Copy every line of the records below that holds the word "this".

## begin EXTRACTED MATERIAL

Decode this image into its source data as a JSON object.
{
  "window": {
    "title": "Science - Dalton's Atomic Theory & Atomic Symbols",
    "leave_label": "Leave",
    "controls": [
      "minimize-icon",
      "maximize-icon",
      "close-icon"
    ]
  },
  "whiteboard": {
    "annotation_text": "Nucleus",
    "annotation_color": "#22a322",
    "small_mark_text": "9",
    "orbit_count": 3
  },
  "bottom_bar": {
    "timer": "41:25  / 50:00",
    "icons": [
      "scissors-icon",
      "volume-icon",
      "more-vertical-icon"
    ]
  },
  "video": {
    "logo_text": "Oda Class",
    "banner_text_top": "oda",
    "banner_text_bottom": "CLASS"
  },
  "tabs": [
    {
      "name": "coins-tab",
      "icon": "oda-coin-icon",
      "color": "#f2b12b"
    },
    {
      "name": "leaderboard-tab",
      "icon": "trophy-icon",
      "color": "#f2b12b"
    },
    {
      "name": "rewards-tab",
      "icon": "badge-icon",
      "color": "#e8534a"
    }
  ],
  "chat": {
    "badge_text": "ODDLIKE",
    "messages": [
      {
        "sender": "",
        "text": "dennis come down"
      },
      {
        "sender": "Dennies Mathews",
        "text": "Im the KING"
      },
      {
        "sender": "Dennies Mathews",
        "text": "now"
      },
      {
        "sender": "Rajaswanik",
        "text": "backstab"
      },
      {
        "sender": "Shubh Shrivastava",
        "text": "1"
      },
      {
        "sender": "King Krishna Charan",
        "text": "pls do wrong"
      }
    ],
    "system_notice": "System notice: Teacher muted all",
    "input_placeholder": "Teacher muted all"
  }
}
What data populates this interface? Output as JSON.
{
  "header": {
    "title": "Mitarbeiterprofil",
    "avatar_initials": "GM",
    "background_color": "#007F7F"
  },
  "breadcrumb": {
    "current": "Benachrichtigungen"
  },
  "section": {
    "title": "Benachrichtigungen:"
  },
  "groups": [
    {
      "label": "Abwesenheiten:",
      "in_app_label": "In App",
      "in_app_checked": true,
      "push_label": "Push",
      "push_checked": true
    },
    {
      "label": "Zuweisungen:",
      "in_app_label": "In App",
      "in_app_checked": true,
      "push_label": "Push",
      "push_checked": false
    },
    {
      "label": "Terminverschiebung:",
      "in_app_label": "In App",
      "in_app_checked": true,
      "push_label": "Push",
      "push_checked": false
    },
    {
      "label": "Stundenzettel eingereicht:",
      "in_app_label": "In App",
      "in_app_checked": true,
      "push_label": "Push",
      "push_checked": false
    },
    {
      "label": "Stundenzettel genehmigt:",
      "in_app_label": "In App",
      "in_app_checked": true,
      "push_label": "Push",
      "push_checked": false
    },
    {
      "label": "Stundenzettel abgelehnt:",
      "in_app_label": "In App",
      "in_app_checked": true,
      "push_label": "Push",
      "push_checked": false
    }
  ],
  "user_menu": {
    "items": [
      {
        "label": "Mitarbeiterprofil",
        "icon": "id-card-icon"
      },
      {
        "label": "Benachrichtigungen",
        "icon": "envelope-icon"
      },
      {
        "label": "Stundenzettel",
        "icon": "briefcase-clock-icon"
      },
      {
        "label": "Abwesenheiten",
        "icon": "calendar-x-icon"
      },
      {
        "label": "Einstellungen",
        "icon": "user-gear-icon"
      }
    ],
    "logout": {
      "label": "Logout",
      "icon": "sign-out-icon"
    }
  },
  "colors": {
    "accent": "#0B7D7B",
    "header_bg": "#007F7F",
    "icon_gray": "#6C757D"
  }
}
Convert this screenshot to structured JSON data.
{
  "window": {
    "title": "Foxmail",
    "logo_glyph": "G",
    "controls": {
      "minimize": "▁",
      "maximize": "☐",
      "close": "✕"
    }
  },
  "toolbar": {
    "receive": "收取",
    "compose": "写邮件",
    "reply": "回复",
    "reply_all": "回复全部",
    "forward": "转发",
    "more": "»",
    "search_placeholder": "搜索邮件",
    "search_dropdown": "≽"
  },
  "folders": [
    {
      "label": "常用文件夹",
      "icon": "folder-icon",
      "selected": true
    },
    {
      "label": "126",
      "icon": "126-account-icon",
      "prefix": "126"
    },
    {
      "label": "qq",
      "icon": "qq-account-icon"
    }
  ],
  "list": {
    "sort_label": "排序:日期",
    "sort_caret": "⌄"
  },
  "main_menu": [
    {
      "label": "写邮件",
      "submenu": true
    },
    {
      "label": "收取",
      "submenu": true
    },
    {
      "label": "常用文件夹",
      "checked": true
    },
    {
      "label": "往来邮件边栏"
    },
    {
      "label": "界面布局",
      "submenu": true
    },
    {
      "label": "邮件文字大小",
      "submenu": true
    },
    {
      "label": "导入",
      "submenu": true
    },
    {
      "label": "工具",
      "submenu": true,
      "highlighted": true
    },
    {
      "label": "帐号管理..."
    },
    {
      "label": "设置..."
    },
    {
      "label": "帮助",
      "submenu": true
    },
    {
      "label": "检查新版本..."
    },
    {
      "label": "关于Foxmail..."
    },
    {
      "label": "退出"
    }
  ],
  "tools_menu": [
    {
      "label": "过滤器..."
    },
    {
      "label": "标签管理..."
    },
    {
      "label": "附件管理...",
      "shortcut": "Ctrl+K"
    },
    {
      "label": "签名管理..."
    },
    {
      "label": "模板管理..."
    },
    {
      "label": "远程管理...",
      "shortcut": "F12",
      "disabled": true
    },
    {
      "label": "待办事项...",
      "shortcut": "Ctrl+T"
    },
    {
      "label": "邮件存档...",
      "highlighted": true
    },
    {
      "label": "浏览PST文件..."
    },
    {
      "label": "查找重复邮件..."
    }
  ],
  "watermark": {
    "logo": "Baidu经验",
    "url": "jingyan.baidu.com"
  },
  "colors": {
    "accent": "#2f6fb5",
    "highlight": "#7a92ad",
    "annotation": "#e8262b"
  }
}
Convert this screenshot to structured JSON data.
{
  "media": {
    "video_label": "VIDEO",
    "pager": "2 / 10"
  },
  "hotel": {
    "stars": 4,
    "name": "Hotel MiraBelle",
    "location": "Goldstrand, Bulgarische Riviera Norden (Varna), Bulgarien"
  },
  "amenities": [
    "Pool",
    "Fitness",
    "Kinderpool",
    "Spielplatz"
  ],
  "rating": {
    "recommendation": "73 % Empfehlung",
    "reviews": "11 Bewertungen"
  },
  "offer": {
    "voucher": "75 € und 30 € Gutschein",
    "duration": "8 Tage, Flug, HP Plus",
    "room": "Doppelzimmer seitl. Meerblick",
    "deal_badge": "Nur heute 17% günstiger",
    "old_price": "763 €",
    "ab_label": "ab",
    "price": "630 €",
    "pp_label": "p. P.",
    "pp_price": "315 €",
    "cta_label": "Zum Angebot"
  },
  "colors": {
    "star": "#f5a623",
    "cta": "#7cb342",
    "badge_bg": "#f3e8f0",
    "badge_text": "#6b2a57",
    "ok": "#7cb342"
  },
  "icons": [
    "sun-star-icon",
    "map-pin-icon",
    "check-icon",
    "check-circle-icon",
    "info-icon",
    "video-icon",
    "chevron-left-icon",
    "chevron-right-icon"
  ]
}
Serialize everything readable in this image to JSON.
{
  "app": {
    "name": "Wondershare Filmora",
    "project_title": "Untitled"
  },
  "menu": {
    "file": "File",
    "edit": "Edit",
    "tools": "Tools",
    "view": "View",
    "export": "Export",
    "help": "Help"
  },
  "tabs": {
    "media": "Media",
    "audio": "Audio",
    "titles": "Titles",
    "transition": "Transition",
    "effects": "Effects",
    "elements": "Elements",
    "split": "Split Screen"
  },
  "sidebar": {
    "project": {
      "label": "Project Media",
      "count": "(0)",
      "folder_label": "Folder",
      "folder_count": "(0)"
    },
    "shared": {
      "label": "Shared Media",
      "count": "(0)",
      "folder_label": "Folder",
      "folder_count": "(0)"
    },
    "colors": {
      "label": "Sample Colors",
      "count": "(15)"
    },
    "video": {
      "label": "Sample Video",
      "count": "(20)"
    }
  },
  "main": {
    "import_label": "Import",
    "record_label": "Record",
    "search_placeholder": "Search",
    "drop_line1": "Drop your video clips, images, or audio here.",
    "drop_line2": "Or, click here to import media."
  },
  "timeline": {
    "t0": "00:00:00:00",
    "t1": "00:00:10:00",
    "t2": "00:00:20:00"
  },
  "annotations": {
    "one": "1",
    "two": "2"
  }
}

## end EXTRACTED MATERIAL

• EXERCISE RESULT:
Decode this image into its source data as a JSON object.
What data populates this interface? Output as JSON.
Convert this screenshot to structured JSON data.
Convert this screenshot to structured JSON data.
Serialize everything readable in this image to JSON.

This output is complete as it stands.